--- Given problem ---
Pictures do not belong in the copy; quote every entry below exactly.

--- Provided records ---
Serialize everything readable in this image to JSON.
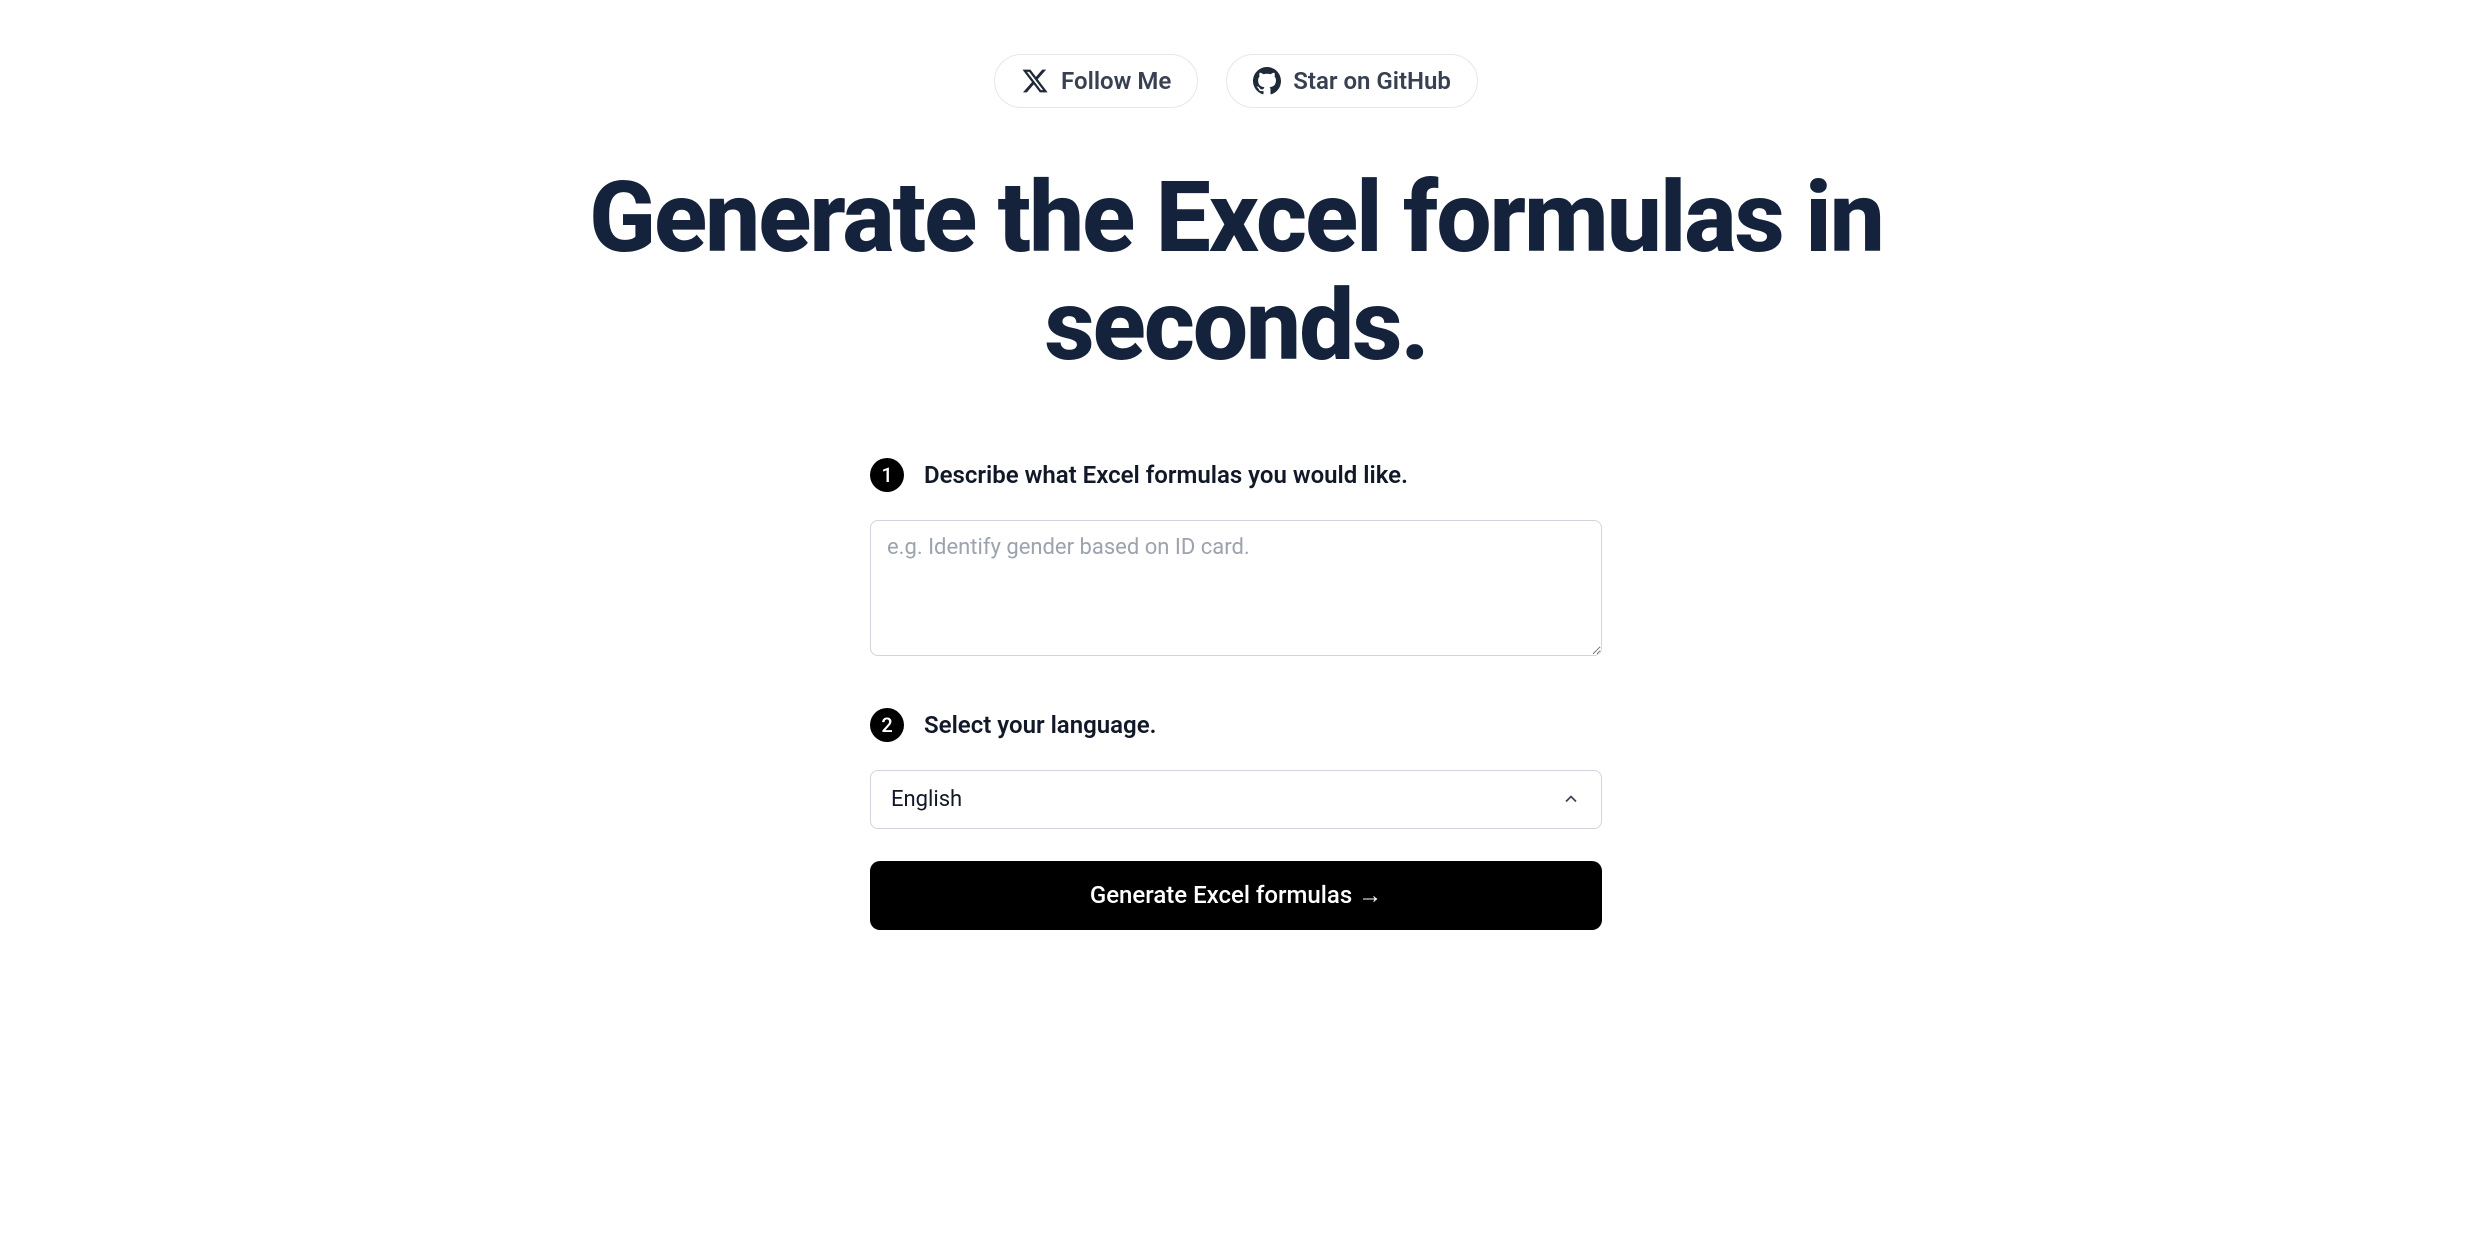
{
  "social": {
    "follow_label": "Follow Me",
    "github_label": "Star on GitHub"
  },
  "title": "Generate the Excel formulas in seconds.",
  "steps": {
    "step1": {
      "number": "1",
      "label": "Describe what Excel formulas you would like.",
      "placeholder": "e.g. Identify gender based on ID card."
    },
    "step2": {
      "number": "2",
      "label": "Select your language.",
      "selected": "English"
    }
  },
  "generate_button": "Generate Excel formulas →"
}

--- Answer for this exercise ---
Serialize everything readable in this image to JSON.
{
  "social": {
    "follow_label": "Follow Me",
    "github_label": "Star on GitHub"
  },
  "title": "Generate the Excel formulas in seconds.",
  "steps": {
    "step1": {
      "number": "1",
      "label": "Describe what Excel formulas you would like.",
      "placeholder": "e.g. Identify gender based on ID card."
    },
    "step2": {
      "number": "2",
      "label": "Select your language.",
      "selected": "English"
    }
  },
  "generate_button": "Generate Excel formulas →"
}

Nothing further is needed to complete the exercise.